- THE EXERCISE: Output all the data exactly. Pictures do not belong in the copy.

[Stored records]
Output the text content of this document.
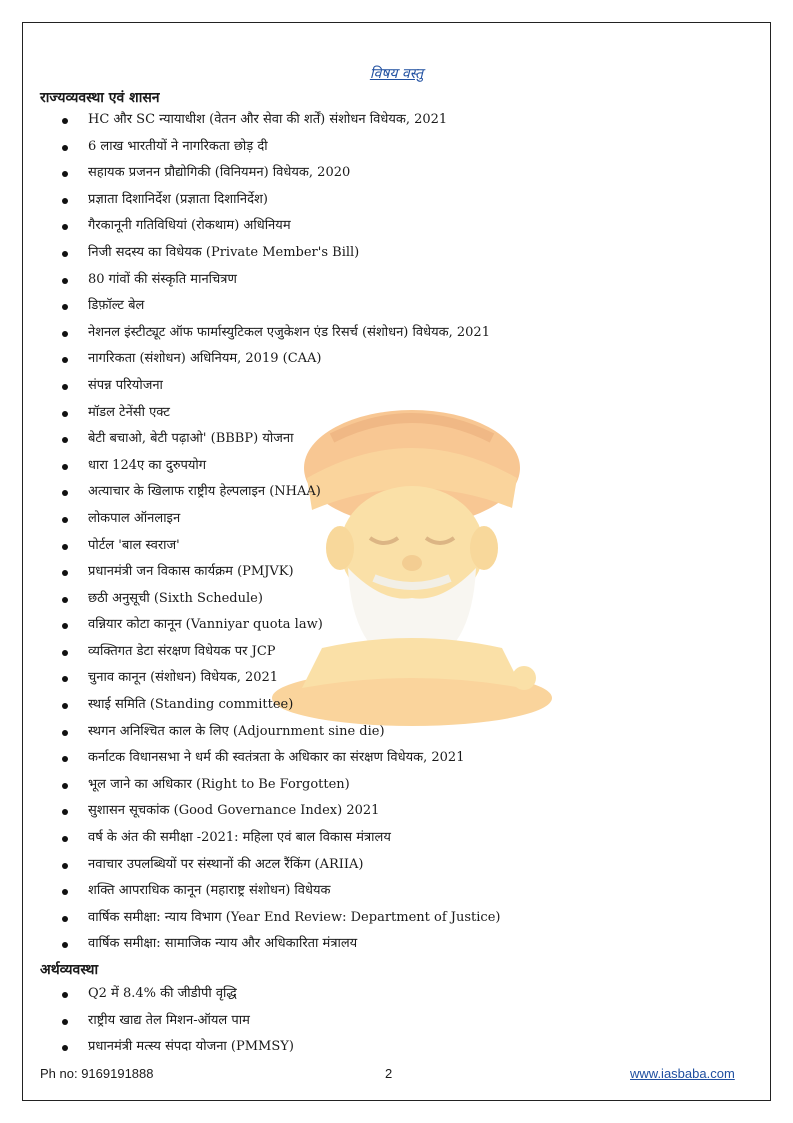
विषय वस्तु
राज्यव्यवस्था एवं शासन
HC और SC न्यायाधीश (वेतन और सेवा की शर्तें) संशोधन विधेयक, 2021
6 लाख भारतीयों ने नागरिकता छोड़ दी
सहायक प्रजनन प्रौद्योगिकी (विनियमन) विधेयक, 2020
प्रज्ञाता दिशानिर्देश (प्रज्ञाता दिशानिर्देश)
गैरकानूनी गतिविधियां (रोकथाम) अधिनियम
निजी सदस्य का विधेयक (Private Member's Bill)
80 गांवों की संस्कृति मानचित्रण
डिफ़ॉल्ट बेल
नेशनल इंस्टीट्यूट ऑफ फार्मास्युटिकल एजुकेशन एंड रिसर्च (संशोधन) विधेयक, 2021
नागरिकता (संशोधन) अधिनियम, 2019 (CAA)
संपन्न परियोजना
मॉडल टेनेंसी एक्ट
बेटी बचाओ, बेटी पढ़ाओ' (BBBP) योजना
धारा 124ए का दुरुपयोग
अत्याचार के खिलाफ राष्ट्रीय हेल्पलाइन (NHAA)
लोकपाल ऑनलाइन
पोर्टल 'बाल स्वराज'
प्रधानमंत्री जन विकास कार्यक्रम (PMJVK)
छठी अनुसूची (Sixth Schedule)
वन्नियार कोटा कानून (Vanniyar quota law)
व्यक्तिगत डेटा संरक्षण विधेयक पर JCP
चुनाव कानून (संशोधन) विधेयक, 2021
स्थाई समिति (Standing committee)
स्थगन अनिश्चित काल के लिए (Adjournment sine die)
कर्नाटक विधानसभा ने धर्म की स्वतंत्रता के अधिकार का संरक्षण विधेयक, 2021
भूल जाने का अधिकार (Right to Be Forgotten)
सुशासन सूचकांक (Good Governance Index) 2021
वर्ष के अंत की समीक्षा -2021: महिला एवं बाल विकास मंत्रालय
नवाचार उपलब्धियों पर संस्थानों की अटल रैंकिंग (ARIIA)
शक्ति आपराधिक कानून (महाराष्ट्र संशोधन) विधेयक
वार्षिक समीक्षा: न्याय विभाग (Year End Review: Department of Justice)
वार्षिक समीक्षा: सामाजिक न्याय और अधिकारिता मंत्रालय
अर्थव्यवस्था
Q2 में 8.4% की जीडीपी वृद्धि
राष्ट्रीय खाद्य तेल मिशन-ऑयल पाम
प्रधानमंत्री मत्स्य संपदा योजना (PMMSY)
Ph no: 9169191888	2	www.iasbaba.com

- ANSWER TO THE EXERCISE:
Output the text content of this document.
विषय वस्तु
राज्यव्यवस्था एवं शासन
HC और SC न्यायाधीश (वेतन और सेवा की शर्तें) संशोधन विधेयक, 2021
6 लाख भारतीयों ने नागरिकता छोड़ दी
सहायक प्रजनन प्रौद्योगिकी (विनियमन) विधेयक, 2020
प्रज्ञाता दिशानिर्देश (प्रज्ञाता दिशानिर्देश)
गैरकानूनी गतिविधियां (रोकथाम) अधिनियम
निजी सदस्य का विधेयक (Private Member's Bill)
80 गांवों की संस्कृति मानचित्रण
डिफ़ॉल्ट बेल
नेशनल इंस्टीट्यूट ऑफ फार्मास्युटिकल एजुकेशन एंड रिसर्च (संशोधन) विधेयक, 2021
नागरिकता (संशोधन) अधिनियम, 2019 (CAA)
संपन्न परियोजना
मॉडल टेनेंसी एक्ट
बेटी बचाओ, बेटी पढ़ाओ' (BBBP) योजना
धारा 124ए का दुरुपयोग
अत्याचार के खिलाफ राष्ट्रीय हेल्पलाइन (NHAA)
लोकपाल ऑनलाइन
पोर्टल 'बाल स्वराज'
प्रधानमंत्री जन विकास कार्यक्रम (PMJVK)
छठी अनुसूची (Sixth Schedule)
वन्नियार कोटा कानून (Vanniyar quota law)
व्यक्तिगत डेटा संरक्षण विधेयक पर JCP
चुनाव कानून (संशोधन) विधेयक, 2021
स्थाई समिति (Standing committee)
स्थगन अनिश्चित काल के लिए (Adjournment sine die)
कर्नाटक विधानसभा ने धर्म की स्वतंत्रता के अधिकार का संरक्षण विधेयक, 2021
भूल जाने का अधिकार (Right to Be Forgotten)
सुशासन सूचकांक (Good Governance Index) 2021
वर्ष के अंत की समीक्षा -2021: महिला एवं बाल विकास मंत्रालय
नवाचार उपलब्धियों पर संस्थानों की अटल रैंकिंग (ARIIA)
शक्ति आपराधिक कानून (महाराष्ट्र संशोधन) विधेयक
वार्षिक समीक्षा: न्याय विभाग (Year End Review: Department of Justice)
वार्षिक समीक्षा: सामाजिक न्याय और अधिकारिता मंत्रालय
अर्थव्यवस्था
Q2 में 8.4% की जीडीपी वृद्धि
राष्ट्रीय खाद्य तेल मिशन-ऑयल पाम
प्रधानमंत्री मत्स्य संपदा योजना (PMMSY)
Ph no: 9169191888	2	www.iasbaba.com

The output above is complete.